:: Description of the task ::
Copy down all of the data underneath, exactly as shown.

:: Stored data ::
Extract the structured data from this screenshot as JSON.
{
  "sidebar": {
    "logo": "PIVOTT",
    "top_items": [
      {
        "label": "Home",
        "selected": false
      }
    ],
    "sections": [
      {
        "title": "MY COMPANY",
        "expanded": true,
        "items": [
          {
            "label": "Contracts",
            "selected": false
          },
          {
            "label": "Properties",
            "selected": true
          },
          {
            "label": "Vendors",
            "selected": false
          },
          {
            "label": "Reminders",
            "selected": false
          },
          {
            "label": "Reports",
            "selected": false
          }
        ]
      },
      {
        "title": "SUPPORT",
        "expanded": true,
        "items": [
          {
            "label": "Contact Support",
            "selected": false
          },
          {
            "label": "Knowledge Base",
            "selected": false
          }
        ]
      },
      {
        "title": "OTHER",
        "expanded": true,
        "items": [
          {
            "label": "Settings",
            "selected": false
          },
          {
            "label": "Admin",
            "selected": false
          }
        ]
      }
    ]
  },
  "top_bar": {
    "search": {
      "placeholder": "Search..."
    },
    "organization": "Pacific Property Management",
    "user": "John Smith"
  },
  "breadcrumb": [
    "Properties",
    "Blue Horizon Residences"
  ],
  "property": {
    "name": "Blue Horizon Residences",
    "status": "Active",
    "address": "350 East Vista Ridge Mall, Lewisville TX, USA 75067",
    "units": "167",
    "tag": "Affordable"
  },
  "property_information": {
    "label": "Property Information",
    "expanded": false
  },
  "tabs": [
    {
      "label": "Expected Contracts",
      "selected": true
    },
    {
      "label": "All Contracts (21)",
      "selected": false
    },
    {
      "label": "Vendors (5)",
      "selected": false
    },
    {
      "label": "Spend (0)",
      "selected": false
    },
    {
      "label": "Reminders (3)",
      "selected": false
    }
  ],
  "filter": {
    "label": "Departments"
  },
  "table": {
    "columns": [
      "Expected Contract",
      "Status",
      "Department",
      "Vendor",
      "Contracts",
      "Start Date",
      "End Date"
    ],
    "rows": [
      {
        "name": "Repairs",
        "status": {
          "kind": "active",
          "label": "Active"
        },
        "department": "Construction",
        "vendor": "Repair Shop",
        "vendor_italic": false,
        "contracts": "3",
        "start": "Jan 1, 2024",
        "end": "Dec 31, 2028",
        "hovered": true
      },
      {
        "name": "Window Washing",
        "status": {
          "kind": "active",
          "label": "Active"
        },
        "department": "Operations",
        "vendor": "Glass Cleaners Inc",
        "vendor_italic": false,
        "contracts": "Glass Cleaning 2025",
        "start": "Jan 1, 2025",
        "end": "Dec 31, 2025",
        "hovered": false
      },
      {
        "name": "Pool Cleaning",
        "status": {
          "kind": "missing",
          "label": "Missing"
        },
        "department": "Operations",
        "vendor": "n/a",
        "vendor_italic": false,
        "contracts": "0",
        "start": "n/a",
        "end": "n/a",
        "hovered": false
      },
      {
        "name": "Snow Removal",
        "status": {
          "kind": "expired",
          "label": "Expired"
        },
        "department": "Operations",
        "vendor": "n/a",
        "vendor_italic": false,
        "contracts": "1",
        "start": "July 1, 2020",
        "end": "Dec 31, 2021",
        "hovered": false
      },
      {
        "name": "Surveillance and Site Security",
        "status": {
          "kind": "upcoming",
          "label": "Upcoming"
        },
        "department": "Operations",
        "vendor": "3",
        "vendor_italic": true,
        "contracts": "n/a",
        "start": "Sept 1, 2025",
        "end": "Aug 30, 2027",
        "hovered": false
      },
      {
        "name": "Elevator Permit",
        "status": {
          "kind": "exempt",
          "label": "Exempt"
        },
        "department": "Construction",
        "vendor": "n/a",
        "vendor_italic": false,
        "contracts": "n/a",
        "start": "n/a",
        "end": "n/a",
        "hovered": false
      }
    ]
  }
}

:: Answer to this exercise ::
Extract the structured data from this screenshot as JSON.
{
  "sidebar": {
    "logo": "PIVOTT",
    "top_items": [
      {
        "label": "Home",
        "selected": false
      }
    ],
    "sections": [
      {
        "title": "MY COMPANY",
        "expanded": true,
        "items": [
          {
            "label": "Contracts",
            "selected": false
          },
          {
            "label": "Properties",
            "selected": true
          },
          {
            "label": "Vendors",
            "selected": false
          },
          {
            "label": "Reminders",
            "selected": false
          },
          {
            "label": "Reports",
            "selected": false
          }
        ]
      },
      {
        "title": "SUPPORT",
        "expanded": true,
        "items": [
          {
            "label": "Contact Support",
            "selected": false
          },
          {
            "label": "Knowledge Base",
            "selected": false
          }
        ]
      },
      {
        "title": "OTHER",
        "expanded": true,
        "items": [
          {
            "label": "Settings",
            "selected": false
          },
          {
            "label": "Admin",
            "selected": false
          }
        ]
      }
    ]
  },
  "top_bar": {
    "search": {
      "placeholder": "Search..."
    },
    "organization": "Pacific Property Management",
    "user": "John Smith"
  },
  "breadcrumb": [
    "Properties",
    "Blue Horizon Residences"
  ],
  "property": {
    "name": "Blue Horizon Residences",
    "status": "Active",
    "address": "350 East Vista Ridge Mall, Lewisville TX, USA 75067",
    "units": "167",
    "tag": "Affordable"
  },
  "property_information": {
    "label": "Property Information",
    "expanded": false
  },
  "tabs": [
    {
      "label": "Expected Contracts",
      "selected": true
    },
    {
      "label": "All Contracts (21)",
      "selected": false
    },
    {
      "label": "Vendors (5)",
      "selected": false
    },
    {
      "label": "Spend (0)",
      "selected": false
    },
    {
      "label": "Reminders (3)",
      "selected": false
    }
  ],
  "filter": {
    "label": "Departments"
  },
  "table": {
    "columns": [
      "Expected Contract",
      "Status",
      "Department",
      "Vendor",
      "Contracts",
      "Start Date",
      "End Date"
    ],
    "rows": [
      {
        "name": "Repairs",
        "status": {
          "kind": "active",
          "label": "Active"
        },
        "department": "Construction",
        "vendor": "Repair Shop",
        "vendor_italic": false,
        "contracts": "3",
        "start": "Jan 1, 2024",
        "end": "Dec 31, 2028",
        "hovered": true
      },
      {
        "name": "Window Washing",
        "status": {
          "kind": "active",
          "label": "Active"
        },
        "department": "Operations",
        "vendor": "Glass Cleaners Inc",
        "vendor_italic": false,
        "contracts": "Glass Cleaning 2025",
        "start": "Jan 1, 2025",
        "end": "Dec 31, 2025",
        "hovered": false
      },
      {
        "name": "Pool Cleaning",
        "status": {
          "kind": "missing",
          "label": "Missing"
        },
        "department": "Operations",
        "vendor": "n/a",
        "vendor_italic": false,
        "contracts": "0",
        "start": "n/a",
        "end": "n/a",
        "hovered": false
      },
      {
        "name": "Snow Removal",
        "status": {
          "kind": "expired",
          "label": "Expired"
        },
        "department": "Operations",
        "vendor": "n/a",
        "vendor_italic": false,
        "contracts": "1",
        "start": "July 1, 2020",
        "end": "Dec 31, 2021",
        "hovered": false
      },
      {
        "name": "Surveillance and Site Security",
        "status": {
          "kind": "upcoming",
          "label": "Upcoming"
        },
        "department": "Operations",
        "vendor": "3",
        "vendor_italic": true,
        "contracts": "n/a",
        "start": "Sept 1, 2025",
        "end": "Aug 30, 2027",
        "hovered": false
      },
      {
        "name": "Elevator Permit",
        "status": {
          "kind": "exempt",
          "label": "Exempt"
        },
        "department": "Construction",
        "vendor": "n/a",
        "vendor_italic": false,
        "contracts": "n/a",
        "start": "n/a",
        "end": "n/a",
        "hovered": false
      }
    ]
  }
}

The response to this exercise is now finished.